Lines that hold the string "vuotiaat" are to be counted; give only their number.

***

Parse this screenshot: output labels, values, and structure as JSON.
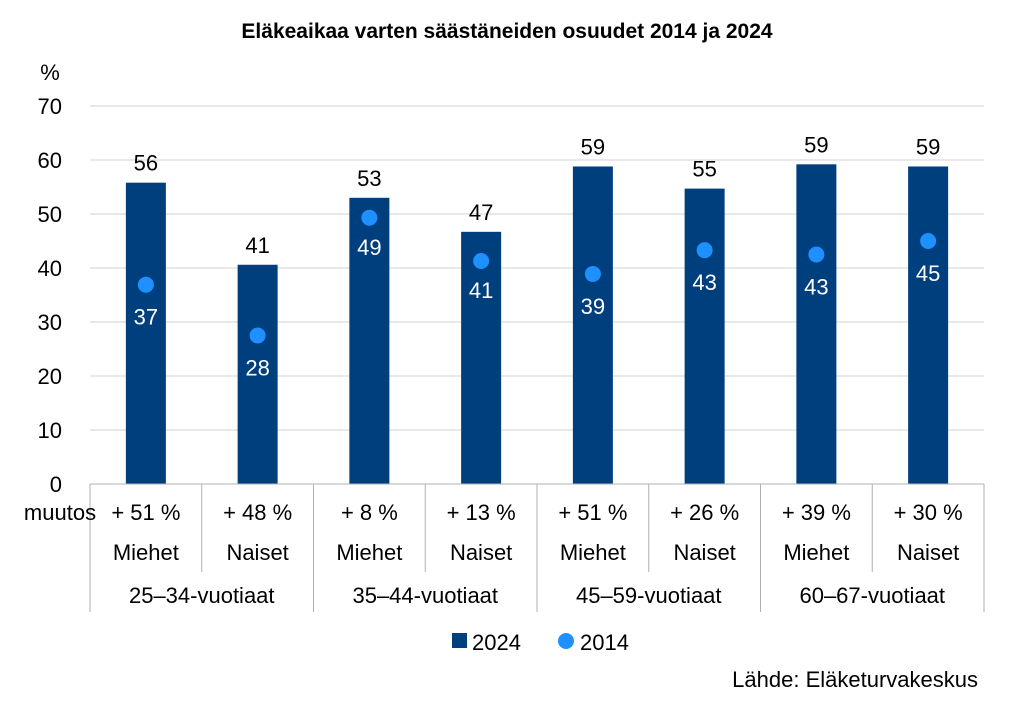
{
  "chart_data": {
    "type": "bar",
    "title": "Eläkeaikaa varten säästäneiden osuudet 2014 ja 2024",
    "ylabel": "%",
    "ylim": [
      0,
      70
    ],
    "yticks": [
      0,
      10,
      20,
      30,
      40,
      50,
      60,
      70
    ],
    "grid": true,
    "legend_position": "bottom",
    "change_row_label": "muutos",
    "categories": [
      "Miehet",
      "Naiset",
      "Miehet",
      "Naiset",
      "Miehet",
      "Naiset",
      "Miehet",
      "Naiset"
    ],
    "changes": [
      "+ 51 %",
      "+ 48 %",
      "+ 8 %",
      "+ 13 %",
      "+ 51 %",
      "+ 26 %",
      "+ 39 %",
      "+ 30 %"
    ],
    "groups": [
      "25–34-vuotiaat",
      "35–44-vuotiaat",
      "45–59-vuotiaat",
      "60–67-vuotiaat"
    ],
    "series": [
      {
        "name": "2024",
        "type": "bar",
        "color": "#003f7d",
        "values": [
          55.8,
          40.6,
          53.0,
          46.7,
          58.8,
          54.7,
          59.2,
          58.8
        ],
        "labels": [
          "56",
          "41",
          "53",
          "47",
          "59",
          "55",
          "59",
          "59"
        ]
      },
      {
        "name": "2014",
        "type": "scatter",
        "color": "#1e90ff",
        "values": [
          36.9,
          27.5,
          49.3,
          41.3,
          38.9,
          43.3,
          42.5,
          45.0
        ],
        "labels": [
          "37",
          "28",
          "49",
          "41",
          "39",
          "43",
          "43",
          "45"
        ]
      }
    ],
    "source": "Lähde: Eläketurvakeskus"
  }
}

***

Solution below: 4